START

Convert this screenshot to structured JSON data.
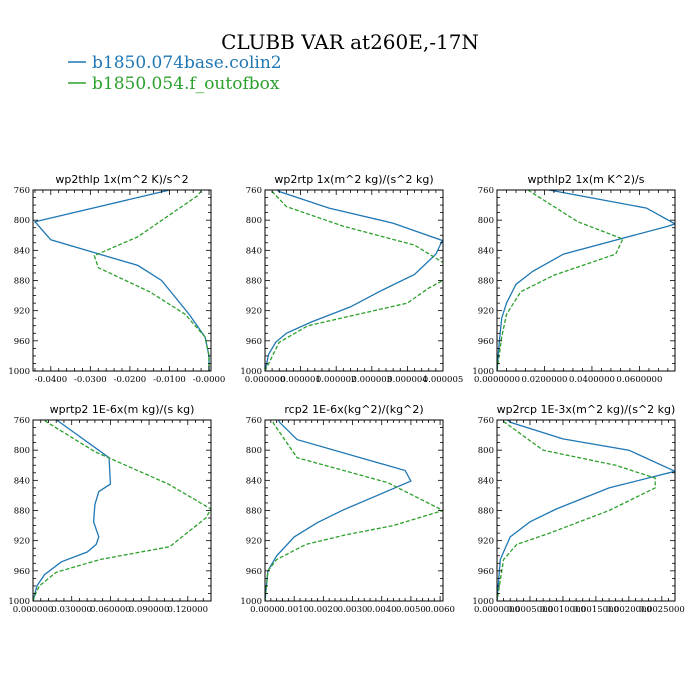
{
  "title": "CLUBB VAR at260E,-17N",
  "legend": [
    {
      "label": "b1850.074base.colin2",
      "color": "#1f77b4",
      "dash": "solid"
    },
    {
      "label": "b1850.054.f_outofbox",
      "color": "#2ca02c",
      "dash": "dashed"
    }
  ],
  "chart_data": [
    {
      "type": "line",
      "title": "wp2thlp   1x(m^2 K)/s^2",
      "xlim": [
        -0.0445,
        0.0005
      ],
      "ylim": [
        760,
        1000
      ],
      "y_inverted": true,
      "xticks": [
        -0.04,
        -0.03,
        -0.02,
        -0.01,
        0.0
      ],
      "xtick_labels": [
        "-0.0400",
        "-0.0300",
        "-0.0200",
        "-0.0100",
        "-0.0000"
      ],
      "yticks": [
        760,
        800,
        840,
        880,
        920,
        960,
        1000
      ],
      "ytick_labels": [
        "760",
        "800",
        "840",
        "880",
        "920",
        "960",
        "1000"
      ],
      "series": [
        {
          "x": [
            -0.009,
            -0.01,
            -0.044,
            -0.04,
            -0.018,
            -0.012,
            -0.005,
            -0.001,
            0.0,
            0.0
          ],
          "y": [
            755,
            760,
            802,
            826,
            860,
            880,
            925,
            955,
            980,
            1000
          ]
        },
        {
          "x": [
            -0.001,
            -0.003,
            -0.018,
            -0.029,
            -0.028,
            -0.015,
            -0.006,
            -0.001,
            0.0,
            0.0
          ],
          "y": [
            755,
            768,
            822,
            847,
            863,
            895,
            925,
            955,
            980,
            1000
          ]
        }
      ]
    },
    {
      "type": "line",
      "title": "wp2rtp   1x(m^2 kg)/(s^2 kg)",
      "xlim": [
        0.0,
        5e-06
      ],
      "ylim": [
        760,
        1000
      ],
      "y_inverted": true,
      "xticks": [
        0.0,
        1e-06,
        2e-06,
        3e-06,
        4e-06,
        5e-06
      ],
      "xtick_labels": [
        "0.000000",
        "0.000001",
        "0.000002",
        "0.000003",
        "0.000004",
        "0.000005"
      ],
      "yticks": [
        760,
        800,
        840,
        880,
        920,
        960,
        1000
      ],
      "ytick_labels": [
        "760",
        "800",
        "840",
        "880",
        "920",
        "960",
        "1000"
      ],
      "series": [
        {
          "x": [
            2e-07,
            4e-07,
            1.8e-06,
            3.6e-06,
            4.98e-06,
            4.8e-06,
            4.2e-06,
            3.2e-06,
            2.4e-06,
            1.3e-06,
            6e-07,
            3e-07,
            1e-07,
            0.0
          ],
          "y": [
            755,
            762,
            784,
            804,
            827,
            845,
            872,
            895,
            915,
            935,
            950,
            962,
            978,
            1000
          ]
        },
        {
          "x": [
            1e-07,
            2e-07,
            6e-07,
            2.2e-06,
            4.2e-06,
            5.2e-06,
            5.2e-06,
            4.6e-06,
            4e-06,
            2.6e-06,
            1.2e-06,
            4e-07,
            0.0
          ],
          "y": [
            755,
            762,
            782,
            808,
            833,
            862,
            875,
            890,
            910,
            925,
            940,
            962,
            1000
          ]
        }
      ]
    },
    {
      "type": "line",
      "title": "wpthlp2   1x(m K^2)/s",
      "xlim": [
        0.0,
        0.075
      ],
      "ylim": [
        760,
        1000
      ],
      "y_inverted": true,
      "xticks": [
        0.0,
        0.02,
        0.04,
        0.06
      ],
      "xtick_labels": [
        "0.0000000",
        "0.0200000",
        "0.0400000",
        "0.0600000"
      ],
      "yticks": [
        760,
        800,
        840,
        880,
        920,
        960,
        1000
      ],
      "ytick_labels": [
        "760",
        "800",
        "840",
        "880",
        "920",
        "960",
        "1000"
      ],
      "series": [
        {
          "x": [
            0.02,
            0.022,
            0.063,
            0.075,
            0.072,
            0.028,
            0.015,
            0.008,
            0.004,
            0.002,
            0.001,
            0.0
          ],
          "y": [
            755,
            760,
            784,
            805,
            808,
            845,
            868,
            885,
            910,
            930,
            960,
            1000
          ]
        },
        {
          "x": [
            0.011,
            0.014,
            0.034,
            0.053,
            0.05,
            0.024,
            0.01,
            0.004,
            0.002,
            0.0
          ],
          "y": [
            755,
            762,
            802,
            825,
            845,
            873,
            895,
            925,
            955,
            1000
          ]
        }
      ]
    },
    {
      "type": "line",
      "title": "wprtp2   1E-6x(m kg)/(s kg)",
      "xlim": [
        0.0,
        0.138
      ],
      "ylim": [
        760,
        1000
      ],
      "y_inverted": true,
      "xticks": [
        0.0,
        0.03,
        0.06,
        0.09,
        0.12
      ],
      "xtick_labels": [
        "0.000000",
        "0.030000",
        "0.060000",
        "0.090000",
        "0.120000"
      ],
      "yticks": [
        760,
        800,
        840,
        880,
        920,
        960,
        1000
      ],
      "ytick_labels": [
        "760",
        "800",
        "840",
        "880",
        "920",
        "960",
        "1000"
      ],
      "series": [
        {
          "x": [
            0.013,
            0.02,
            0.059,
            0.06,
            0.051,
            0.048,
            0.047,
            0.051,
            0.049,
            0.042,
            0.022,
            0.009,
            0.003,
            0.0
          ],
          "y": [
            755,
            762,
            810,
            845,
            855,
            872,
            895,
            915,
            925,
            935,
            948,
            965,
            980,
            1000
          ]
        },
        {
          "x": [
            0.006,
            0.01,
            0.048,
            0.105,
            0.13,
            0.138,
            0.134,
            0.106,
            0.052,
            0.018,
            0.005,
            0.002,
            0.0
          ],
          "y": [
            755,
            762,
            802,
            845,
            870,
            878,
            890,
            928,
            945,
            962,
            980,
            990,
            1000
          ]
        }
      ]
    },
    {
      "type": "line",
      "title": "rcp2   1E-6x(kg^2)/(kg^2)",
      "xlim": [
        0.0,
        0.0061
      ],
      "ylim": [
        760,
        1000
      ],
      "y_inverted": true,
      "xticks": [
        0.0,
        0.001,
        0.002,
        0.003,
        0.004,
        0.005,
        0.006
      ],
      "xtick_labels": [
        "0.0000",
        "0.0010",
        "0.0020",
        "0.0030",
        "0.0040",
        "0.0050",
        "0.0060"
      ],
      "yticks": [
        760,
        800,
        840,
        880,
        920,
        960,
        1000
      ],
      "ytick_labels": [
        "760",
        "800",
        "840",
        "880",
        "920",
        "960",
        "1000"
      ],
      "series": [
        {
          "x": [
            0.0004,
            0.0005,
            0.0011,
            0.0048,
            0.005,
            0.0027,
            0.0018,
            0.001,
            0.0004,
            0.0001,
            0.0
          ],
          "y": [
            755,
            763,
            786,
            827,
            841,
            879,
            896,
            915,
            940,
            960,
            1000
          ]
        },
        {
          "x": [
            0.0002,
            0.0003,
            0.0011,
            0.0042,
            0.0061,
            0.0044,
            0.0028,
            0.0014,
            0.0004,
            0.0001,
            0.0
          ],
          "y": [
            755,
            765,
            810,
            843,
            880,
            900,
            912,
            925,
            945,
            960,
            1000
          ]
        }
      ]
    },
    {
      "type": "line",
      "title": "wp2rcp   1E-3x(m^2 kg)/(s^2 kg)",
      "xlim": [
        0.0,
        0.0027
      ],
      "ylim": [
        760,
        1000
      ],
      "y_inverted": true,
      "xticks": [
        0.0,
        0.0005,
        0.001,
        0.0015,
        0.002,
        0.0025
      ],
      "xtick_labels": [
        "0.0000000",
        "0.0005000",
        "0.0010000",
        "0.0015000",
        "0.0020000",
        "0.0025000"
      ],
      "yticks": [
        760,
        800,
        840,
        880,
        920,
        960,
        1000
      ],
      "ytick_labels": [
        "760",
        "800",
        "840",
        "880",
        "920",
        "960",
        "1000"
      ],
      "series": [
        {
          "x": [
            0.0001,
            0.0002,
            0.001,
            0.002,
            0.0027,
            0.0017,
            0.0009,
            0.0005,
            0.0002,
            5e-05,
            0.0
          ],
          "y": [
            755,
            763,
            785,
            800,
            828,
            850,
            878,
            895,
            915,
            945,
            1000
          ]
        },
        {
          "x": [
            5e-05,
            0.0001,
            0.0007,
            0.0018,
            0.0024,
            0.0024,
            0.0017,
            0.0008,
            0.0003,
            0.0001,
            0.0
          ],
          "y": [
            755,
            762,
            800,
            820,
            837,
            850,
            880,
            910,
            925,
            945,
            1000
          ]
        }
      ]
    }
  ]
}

END
START

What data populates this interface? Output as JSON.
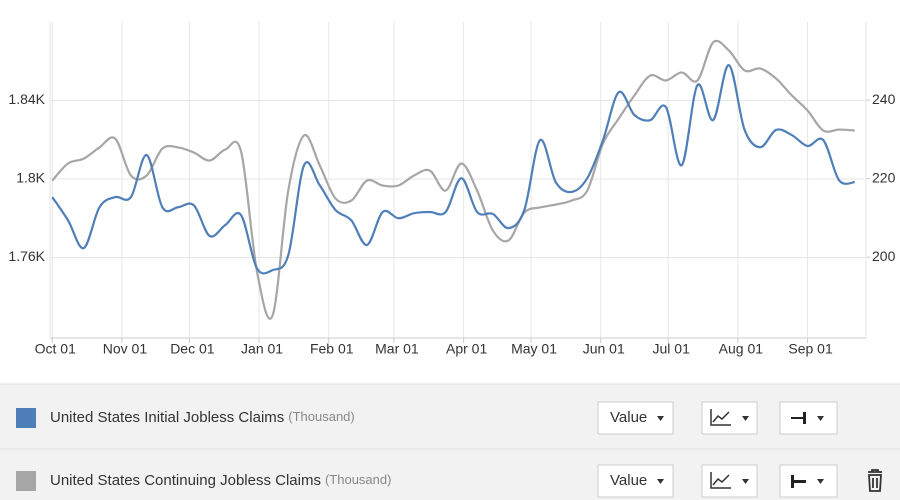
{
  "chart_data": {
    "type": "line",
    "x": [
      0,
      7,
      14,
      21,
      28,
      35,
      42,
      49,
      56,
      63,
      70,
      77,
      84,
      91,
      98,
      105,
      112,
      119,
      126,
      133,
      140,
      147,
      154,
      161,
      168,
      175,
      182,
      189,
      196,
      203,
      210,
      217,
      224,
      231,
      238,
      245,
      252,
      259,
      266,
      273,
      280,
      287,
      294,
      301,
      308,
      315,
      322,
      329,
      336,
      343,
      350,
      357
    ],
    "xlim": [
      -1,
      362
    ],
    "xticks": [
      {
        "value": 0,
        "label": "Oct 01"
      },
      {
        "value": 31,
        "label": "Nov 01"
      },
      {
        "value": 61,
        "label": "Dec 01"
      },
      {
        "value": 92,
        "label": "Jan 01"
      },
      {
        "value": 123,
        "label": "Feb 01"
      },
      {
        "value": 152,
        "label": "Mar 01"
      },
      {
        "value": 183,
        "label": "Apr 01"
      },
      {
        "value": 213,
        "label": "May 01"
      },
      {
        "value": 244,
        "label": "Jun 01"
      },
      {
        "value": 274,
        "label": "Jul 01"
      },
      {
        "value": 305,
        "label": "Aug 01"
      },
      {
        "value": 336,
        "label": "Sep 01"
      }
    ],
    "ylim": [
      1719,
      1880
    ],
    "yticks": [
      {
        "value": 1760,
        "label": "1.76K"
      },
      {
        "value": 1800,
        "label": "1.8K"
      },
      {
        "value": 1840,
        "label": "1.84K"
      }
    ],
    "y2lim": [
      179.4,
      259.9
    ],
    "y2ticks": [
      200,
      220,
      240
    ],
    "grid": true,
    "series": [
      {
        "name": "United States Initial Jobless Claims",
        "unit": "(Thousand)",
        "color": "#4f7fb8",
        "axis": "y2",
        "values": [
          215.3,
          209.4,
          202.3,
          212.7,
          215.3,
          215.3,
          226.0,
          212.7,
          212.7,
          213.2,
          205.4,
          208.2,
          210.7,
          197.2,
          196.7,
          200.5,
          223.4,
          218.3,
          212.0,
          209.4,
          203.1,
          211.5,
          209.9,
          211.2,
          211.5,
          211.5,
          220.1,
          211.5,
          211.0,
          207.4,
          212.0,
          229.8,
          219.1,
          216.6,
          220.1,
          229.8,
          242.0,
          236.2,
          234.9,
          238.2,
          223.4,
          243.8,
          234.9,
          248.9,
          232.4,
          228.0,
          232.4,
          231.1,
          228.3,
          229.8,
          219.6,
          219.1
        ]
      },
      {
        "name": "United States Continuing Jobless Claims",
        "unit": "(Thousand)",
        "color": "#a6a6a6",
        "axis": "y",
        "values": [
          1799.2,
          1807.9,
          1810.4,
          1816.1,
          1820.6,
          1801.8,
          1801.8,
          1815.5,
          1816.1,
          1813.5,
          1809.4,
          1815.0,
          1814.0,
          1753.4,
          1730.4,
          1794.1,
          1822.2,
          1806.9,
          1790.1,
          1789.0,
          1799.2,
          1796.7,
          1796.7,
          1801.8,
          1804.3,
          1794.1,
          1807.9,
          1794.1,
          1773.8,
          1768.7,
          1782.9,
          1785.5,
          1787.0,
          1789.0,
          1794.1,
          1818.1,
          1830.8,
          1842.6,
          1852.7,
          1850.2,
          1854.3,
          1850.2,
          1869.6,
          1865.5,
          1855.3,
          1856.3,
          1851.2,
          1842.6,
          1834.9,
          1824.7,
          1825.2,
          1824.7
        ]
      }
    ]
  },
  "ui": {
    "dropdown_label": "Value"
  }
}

END

* [YOUR GOAL] Find every line of the data that holds the string "Jobless", then say how many there are and nothing else.

* [RIGHT ANSWER] 2